** START OF Material to process **

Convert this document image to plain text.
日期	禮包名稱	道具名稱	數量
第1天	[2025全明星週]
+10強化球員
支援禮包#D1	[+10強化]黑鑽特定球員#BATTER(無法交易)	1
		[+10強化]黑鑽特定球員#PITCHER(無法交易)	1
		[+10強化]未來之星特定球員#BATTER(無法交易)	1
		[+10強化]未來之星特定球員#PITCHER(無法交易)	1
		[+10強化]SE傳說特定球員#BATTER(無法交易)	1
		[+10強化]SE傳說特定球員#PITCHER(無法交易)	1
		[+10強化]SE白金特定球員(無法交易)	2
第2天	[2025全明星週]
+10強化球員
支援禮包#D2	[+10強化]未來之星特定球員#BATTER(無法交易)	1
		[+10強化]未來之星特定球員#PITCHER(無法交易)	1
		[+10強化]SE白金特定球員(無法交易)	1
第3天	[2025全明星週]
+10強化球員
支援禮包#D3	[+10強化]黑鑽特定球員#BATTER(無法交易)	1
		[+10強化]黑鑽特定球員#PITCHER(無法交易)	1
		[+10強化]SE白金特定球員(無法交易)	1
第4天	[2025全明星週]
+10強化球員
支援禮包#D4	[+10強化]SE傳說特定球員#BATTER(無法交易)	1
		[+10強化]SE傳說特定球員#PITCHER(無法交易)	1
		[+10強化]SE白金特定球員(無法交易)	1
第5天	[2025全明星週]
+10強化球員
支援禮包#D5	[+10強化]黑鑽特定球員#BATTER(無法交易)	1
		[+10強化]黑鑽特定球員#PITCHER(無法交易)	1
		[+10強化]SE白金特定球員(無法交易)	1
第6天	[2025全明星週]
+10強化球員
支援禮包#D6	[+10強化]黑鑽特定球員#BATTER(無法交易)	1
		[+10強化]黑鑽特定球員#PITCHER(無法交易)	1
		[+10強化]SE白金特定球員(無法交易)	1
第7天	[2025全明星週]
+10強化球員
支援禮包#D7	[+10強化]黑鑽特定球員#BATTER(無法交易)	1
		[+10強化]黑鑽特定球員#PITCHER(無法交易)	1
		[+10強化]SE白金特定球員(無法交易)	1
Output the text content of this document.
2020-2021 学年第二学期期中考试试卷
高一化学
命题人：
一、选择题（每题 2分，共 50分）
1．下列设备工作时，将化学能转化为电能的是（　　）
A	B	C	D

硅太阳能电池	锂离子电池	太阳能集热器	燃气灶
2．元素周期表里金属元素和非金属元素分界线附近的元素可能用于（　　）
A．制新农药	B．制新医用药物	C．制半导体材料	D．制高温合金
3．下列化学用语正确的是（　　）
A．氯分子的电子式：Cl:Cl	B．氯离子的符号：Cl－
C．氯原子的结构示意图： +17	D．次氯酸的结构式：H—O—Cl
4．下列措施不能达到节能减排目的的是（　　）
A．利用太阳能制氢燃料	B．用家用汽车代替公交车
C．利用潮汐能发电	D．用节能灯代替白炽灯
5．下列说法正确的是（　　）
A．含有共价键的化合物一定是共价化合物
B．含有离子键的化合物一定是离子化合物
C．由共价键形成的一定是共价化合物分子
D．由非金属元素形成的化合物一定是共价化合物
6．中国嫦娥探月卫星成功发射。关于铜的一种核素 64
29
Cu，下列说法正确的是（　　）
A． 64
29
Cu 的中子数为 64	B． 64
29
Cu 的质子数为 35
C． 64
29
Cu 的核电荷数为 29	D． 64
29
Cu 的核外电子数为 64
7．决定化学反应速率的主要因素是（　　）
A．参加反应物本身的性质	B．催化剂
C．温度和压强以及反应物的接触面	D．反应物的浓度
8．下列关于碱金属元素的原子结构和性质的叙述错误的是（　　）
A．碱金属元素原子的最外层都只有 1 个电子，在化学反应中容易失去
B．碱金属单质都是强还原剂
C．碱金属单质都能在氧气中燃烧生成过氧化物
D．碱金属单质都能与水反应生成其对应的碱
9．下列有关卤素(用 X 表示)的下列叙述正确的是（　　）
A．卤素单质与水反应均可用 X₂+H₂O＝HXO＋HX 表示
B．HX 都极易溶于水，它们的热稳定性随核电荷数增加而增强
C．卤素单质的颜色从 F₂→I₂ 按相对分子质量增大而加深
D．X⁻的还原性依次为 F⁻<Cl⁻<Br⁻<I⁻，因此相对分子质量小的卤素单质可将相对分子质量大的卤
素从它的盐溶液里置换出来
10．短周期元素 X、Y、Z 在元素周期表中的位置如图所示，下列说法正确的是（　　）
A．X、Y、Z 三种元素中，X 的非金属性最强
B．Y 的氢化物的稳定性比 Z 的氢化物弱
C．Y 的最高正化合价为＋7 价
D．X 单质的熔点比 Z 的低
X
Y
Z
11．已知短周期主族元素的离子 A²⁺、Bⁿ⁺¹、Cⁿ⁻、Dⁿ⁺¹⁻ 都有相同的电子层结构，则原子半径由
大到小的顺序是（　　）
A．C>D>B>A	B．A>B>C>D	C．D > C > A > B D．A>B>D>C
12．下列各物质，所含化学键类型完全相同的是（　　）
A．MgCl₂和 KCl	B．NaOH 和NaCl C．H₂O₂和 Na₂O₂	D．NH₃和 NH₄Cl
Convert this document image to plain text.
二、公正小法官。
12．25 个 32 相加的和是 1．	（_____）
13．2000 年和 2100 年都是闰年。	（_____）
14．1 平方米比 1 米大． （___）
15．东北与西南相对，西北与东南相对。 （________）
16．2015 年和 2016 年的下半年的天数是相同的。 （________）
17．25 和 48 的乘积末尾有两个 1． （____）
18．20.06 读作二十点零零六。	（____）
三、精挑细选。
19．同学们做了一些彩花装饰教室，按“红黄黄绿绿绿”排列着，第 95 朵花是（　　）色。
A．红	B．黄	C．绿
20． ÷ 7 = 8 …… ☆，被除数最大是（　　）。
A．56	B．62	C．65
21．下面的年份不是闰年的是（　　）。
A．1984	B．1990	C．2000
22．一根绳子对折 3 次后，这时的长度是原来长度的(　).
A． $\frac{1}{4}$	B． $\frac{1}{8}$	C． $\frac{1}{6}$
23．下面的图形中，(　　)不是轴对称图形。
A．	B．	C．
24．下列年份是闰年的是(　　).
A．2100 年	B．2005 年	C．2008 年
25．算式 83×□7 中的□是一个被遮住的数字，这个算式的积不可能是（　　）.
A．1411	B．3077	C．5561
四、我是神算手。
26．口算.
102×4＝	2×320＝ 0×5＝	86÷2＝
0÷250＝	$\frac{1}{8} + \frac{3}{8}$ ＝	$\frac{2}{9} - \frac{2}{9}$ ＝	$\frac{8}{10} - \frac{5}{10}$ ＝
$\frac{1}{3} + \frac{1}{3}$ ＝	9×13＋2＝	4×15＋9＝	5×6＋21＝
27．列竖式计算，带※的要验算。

** END OF Material to process **

**Instructions for the task:** Repeat the data precisely, reproducing every entry.

**Answer:**
Convert this document image to plain text.
日期	禮包名稱	道具名稱	數量
第1天	[2025全明星週]
+10強化球員
支援禮包#D1	[+10強化]黑鑽特定球員#BATTER(無法交易)	1
		[+10強化]黑鑽特定球員#PITCHER(無法交易)	1
		[+10強化]未來之星特定球員#BATTER(無法交易)	1
		[+10強化]未來之星特定球員#PITCHER(無法交易)	1
		[+10強化]SE傳說特定球員#BATTER(無法交易)	1
		[+10強化]SE傳說特定球員#PITCHER(無法交易)	1
		[+10強化]SE白金特定球員(無法交易)	2
第2天	[2025全明星週]
+10強化球員
支援禮包#D2	[+10強化]未來之星特定球員#BATTER(無法交易)	1
		[+10強化]未來之星特定球員#PITCHER(無法交易)	1
		[+10強化]SE白金特定球員(無法交易)	1
第3天	[2025全明星週]
+10強化球員
支援禮包#D3	[+10強化]黑鑽特定球員#BATTER(無法交易)	1
		[+10強化]黑鑽特定球員#PITCHER(無法交易)	1
		[+10強化]SE白金特定球員(無法交易)	1
第4天	[2025全明星週]
+10強化球員
支援禮包#D4	[+10強化]SE傳說特定球員#BATTER(無法交易)	1
		[+10強化]SE傳說特定球員#PITCHER(無法交易)	1
		[+10強化]SE白金特定球員(無法交易)	1
第5天	[2025全明星週]
+10強化球員
支援禮包#D5	[+10強化]黑鑽特定球員#BATTER(無法交易)	1
		[+10強化]黑鑽特定球員#PITCHER(無法交易)	1
		[+10強化]SE白金特定球員(無法交易)	1
第6天	[2025全明星週]
+10強化球員
支援禮包#D6	[+10強化]黑鑽特定球員#BATTER(無法交易)	1
		[+10強化]黑鑽特定球員#PITCHER(無法交易)	1
		[+10強化]SE白金特定球員(無法交易)	1
第7天	[2025全明星週]
+10強化球員
支援禮包#D7	[+10強化]黑鑽特定球員#BATTER(無法交易)	1
		[+10強化]黑鑽特定球員#PITCHER(無法交易)	1
		[+10強化]SE白金特定球員(無法交易)	1
Output the text content of this document.
2020-2021 学年第二学期期中考试试卷
高一化学
命题人：
一、选择题（每题 2分，共 50分）
1．下列设备工作时，将化学能转化为电能的是（　　）
A	B	C	D

硅太阳能电池	锂离子电池	太阳能集热器	燃气灶
2．元素周期表里金属元素和非金属元素分界线附近的元素可能用于（　　）
A．制新农药	B．制新医用药物	C．制半导体材料	D．制高温合金
3．下列化学用语正确的是（　　）
A．氯分子的电子式：Cl:Cl	B．氯离子的符号：Cl－
C．氯原子的结构示意图： +17	D．次氯酸的结构式：H—O—Cl
4．下列措施不能达到节能减排目的的是（　　）
A．利用太阳能制氢燃料	B．用家用汽车代替公交车
C．利用潮汐能发电	D．用节能灯代替白炽灯
5．下列说法正确的是（　　）
A．含有共价键的化合物一定是共价化合物
B．含有离子键的化合物一定是离子化合物
C．由共价键形成的一定是共价化合物分子
D．由非金属元素形成的化合物一定是共价化合物
6．中国嫦娥探月卫星成功发射。关于铜的一种核素 64
29
Cu，下列说法正确的是（　　）
A． 64
29
Cu 的中子数为 64	B． 64
29
Cu 的质子数为 35
C． 64
29
Cu 的核电荷数为 29	D． 64
29
Cu 的核外电子数为 64
7．决定化学反应速率的主要因素是（　　）
A．参加反应物本身的性质	B．催化剂
C．温度和压强以及反应物的接触面	D．反应物的浓度
8．下列关于碱金属元素的原子结构和性质的叙述错误的是（　　）
A．碱金属元素原子的最外层都只有 1 个电子，在化学反应中容易失去
B．碱金属单质都是强还原剂
C．碱金属单质都能在氧气中燃烧生成过氧化物
D．碱金属单质都能与水反应生成其对应的碱
9．下列有关卤素(用 X 表示)的下列叙述正确的是（　　）
A．卤素单质与水反应均可用 X₂+H₂O＝HXO＋HX 表示
B．HX 都极易溶于水，它们的热稳定性随核电荷数增加而增强
C．卤素单质的颜色从 F₂→I₂ 按相对分子质量增大而加深
D．X⁻的还原性依次为 F⁻<Cl⁻<Br⁻<I⁻，因此相对分子质量小的卤素单质可将相对分子质量大的卤
素从它的盐溶液里置换出来
10．短周期元素 X、Y、Z 在元素周期表中的位置如图所示，下列说法正确的是（　　）
A．X、Y、Z 三种元素中，X 的非金属性最强
B．Y 的氢化物的稳定性比 Z 的氢化物弱
C．Y 的最高正化合价为＋7 价
D．X 单质的熔点比 Z 的低
X
Y
Z
11．已知短周期主族元素的离子 A²⁺、Bⁿ⁺¹、Cⁿ⁻、Dⁿ⁺¹⁻ 都有相同的电子层结构，则原子半径由
大到小的顺序是（　　）
A．C>D>B>A	B．A>B>C>D	C．D > C > A > B D．A>B>D>C
12．下列各物质，所含化学键类型完全相同的是（　　）
A．MgCl₂和 KCl	B．NaOH 和NaCl C．H₂O₂和 Na₂O₂	D．NH₃和 NH₄Cl
Convert this document image to plain text.
二、公正小法官。
12．25 个 32 相加的和是 1．	（_____）
13．2000 年和 2100 年都是闰年。	（_____）
14．1 平方米比 1 米大． （___）
15．东北与西南相对，西北与东南相对。 （________）
16．2015 年和 2016 年的下半年的天数是相同的。 （________）
17．25 和 48 的乘积末尾有两个 1． （____）
18．20.06 读作二十点零零六。	（____）
三、精挑细选。
19．同学们做了一些彩花装饰教室，按“红黄黄绿绿绿”排列着，第 95 朵花是（　　）色。
A．红	B．黄	C．绿
20． ÷ 7 = 8 …… ☆，被除数最大是（　　）。
A．56	B．62	C．65
21．下面的年份不是闰年的是（　　）。
A．1984	B．1990	C．2000
22．一根绳子对折 3 次后，这时的长度是原来长度的(　).
A． $\frac{1}{4}$	B． $\frac{1}{8}$	C． $\frac{1}{6}$
23．下面的图形中，(　　)不是轴对称图形。
A．	B．	C．
24．下列年份是闰年的是(　　).
A．2100 年	B．2005 年	C．2008 年
25．算式 83×□7 中的□是一个被遮住的数字，这个算式的积不可能是（　　）.
A．1411	B．3077	C．5561
四、我是神算手。
26．口算.
102×4＝	2×320＝ 0×5＝	86÷2＝
0÷250＝	$\frac{1}{8} + \frac{3}{8}$ ＝	$\frac{2}{9} - \frac{2}{9}$ ＝	$\frac{8}{10} - \frac{5}{10}$ ＝
$\frac{1}{3} + \frac{1}{3}$ ＝	9×13＋2＝	4×15＋9＝	5×6＋21＝
27．列竖式计算，带※的要验算。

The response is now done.